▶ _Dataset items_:
------------

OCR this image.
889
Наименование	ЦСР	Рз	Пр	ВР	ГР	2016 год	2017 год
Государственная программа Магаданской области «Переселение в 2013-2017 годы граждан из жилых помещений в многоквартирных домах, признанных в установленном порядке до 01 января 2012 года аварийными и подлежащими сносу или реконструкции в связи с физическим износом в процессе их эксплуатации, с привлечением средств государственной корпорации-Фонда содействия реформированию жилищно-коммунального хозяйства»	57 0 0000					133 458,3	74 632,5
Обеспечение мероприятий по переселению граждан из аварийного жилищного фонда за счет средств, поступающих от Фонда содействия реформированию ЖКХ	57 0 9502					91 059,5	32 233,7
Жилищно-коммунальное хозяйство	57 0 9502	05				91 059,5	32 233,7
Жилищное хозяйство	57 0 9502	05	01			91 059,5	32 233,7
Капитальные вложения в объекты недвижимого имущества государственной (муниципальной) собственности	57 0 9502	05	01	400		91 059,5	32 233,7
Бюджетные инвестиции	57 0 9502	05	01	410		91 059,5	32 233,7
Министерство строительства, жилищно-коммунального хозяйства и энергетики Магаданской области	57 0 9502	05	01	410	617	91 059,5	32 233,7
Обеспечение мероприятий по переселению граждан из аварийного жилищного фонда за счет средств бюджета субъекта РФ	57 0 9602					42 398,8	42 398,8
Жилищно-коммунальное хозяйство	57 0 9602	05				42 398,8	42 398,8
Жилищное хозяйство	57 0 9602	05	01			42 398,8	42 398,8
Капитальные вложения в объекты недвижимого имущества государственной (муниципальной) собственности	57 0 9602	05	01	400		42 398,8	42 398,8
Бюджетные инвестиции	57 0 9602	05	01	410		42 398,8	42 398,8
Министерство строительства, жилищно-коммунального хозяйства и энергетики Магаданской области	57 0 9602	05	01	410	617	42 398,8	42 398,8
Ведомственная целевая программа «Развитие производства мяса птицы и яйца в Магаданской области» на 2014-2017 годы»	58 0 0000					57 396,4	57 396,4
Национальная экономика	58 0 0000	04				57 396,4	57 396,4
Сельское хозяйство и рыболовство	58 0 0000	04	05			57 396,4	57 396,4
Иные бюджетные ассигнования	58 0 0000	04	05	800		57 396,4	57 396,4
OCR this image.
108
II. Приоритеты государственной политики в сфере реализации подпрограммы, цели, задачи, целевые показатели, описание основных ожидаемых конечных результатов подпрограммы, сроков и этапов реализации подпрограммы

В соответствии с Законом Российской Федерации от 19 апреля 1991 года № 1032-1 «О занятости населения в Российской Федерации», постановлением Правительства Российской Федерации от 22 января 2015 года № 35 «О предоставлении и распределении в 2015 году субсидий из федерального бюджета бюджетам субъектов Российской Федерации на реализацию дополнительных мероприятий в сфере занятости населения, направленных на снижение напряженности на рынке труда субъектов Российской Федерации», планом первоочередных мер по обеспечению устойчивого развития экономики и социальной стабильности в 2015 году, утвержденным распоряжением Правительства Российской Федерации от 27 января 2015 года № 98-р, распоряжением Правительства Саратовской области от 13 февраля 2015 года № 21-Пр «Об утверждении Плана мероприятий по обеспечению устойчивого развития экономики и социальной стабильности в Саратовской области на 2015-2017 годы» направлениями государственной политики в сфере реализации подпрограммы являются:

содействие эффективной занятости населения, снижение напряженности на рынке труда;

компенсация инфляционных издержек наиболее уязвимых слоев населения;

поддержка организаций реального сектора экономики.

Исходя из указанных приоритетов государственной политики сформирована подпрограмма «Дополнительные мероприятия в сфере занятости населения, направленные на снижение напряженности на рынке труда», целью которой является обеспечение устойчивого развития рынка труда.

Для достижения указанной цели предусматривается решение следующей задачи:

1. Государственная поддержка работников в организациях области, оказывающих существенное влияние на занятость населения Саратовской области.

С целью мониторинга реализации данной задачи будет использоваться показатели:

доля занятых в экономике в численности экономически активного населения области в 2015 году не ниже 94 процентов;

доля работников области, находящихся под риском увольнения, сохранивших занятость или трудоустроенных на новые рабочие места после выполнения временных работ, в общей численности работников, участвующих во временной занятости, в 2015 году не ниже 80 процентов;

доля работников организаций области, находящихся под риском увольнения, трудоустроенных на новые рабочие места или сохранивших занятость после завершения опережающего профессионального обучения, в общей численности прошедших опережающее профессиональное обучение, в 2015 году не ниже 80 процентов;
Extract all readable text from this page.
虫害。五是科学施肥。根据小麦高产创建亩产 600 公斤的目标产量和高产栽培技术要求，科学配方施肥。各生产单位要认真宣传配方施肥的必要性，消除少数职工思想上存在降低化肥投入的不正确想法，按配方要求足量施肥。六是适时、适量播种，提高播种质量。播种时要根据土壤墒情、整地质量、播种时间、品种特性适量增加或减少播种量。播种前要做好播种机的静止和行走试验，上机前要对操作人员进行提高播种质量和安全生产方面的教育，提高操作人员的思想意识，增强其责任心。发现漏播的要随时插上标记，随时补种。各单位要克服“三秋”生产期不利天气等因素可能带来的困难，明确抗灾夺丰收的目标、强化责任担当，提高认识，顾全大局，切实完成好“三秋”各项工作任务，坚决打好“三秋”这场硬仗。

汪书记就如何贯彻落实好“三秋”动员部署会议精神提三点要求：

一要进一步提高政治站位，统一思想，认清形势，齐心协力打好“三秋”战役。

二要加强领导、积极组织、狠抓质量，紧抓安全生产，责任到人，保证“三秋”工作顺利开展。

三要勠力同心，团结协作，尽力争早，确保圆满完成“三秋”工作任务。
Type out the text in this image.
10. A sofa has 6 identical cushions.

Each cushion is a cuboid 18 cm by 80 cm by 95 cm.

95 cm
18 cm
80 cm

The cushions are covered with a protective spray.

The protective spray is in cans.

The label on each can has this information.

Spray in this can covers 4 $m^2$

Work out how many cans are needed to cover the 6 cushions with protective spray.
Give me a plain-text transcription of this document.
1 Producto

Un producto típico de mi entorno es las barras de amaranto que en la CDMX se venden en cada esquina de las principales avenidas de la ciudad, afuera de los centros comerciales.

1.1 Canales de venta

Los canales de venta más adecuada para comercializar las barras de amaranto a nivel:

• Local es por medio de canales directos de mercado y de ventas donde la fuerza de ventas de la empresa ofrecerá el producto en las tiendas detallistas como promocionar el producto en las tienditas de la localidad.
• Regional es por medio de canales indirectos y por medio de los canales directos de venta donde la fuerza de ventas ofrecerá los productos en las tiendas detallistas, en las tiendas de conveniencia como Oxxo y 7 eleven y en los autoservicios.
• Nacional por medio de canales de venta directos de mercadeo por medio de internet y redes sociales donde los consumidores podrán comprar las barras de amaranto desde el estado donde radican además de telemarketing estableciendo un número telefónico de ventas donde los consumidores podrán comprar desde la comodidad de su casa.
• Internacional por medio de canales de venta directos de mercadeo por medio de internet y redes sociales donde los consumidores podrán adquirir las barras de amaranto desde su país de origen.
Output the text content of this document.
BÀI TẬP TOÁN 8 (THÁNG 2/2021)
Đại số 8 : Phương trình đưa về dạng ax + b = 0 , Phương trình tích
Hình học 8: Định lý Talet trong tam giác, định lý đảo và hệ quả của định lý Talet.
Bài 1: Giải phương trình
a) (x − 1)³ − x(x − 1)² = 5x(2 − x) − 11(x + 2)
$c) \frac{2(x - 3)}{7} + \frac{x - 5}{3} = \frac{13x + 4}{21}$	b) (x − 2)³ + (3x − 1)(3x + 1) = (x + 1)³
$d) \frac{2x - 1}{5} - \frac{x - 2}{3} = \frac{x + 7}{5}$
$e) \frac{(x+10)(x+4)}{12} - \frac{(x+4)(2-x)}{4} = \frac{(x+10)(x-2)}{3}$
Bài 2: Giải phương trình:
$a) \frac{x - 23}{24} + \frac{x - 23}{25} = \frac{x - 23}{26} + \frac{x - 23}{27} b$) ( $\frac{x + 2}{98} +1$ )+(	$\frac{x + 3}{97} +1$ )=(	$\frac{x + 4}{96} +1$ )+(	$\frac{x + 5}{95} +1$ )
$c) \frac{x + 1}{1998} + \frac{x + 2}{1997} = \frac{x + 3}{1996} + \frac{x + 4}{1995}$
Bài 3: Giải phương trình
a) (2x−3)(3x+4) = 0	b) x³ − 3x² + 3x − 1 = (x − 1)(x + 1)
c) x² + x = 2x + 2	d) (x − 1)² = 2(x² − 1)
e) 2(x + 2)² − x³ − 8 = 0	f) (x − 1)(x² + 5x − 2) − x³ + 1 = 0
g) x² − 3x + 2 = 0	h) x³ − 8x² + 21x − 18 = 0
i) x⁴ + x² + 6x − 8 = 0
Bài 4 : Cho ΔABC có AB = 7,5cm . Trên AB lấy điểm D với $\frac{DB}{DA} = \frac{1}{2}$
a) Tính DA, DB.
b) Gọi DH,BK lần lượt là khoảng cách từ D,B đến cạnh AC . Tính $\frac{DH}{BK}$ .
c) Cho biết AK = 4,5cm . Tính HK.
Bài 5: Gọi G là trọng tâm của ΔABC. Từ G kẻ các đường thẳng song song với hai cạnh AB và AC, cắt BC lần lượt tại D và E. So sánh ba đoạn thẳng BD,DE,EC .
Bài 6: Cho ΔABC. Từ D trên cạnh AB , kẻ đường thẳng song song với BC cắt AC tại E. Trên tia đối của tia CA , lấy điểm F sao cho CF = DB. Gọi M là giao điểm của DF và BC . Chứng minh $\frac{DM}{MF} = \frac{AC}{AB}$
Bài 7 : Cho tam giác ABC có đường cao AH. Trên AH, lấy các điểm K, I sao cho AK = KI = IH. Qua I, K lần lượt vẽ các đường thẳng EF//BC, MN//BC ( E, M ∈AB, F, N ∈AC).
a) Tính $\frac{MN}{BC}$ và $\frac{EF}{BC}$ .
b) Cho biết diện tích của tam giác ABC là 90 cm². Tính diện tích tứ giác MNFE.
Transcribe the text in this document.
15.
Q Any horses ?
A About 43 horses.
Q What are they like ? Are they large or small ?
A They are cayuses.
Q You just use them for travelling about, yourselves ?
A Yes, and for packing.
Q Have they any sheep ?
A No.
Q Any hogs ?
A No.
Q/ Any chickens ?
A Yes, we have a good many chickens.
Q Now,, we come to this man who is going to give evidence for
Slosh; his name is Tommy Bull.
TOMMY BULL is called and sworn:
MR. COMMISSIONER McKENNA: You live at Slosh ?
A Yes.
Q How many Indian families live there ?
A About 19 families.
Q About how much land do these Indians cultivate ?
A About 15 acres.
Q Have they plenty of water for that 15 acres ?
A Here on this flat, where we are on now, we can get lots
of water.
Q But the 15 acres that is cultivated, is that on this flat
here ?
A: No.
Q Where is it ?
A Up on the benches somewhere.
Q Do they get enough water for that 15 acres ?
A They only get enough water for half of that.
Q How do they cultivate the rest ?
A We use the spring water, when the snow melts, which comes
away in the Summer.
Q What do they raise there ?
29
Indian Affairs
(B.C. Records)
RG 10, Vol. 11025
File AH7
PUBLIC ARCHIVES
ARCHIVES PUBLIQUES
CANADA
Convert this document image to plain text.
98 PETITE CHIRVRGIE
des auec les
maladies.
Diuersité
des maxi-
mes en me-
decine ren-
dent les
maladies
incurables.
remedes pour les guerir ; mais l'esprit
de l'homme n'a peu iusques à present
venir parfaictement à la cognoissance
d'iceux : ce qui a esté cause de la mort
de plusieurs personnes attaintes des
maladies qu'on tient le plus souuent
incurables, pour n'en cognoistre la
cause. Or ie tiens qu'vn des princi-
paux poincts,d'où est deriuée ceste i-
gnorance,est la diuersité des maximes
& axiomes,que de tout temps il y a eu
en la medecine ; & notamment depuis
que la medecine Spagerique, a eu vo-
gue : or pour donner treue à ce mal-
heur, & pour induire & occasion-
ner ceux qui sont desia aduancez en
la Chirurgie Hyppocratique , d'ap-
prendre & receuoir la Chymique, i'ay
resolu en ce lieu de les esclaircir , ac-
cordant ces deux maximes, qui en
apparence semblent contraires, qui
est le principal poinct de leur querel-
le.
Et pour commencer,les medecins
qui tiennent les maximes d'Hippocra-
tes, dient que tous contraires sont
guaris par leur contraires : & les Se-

------------

▶ _Goal of the exercise_: Find all lines holding the string "объекты" and copy them.

▶ _Answer below_:
Капитальные вложения в объекты недвижимого имущества государственной (муниципальной) собственности	57 0 9502	05	01	400		91 059,5	32 233,7
Капитальные вложения в объекты недвижимого имущества государственной (муниципальной) собственности	57 0 9602	05	01	400		42 398,8	42 398,8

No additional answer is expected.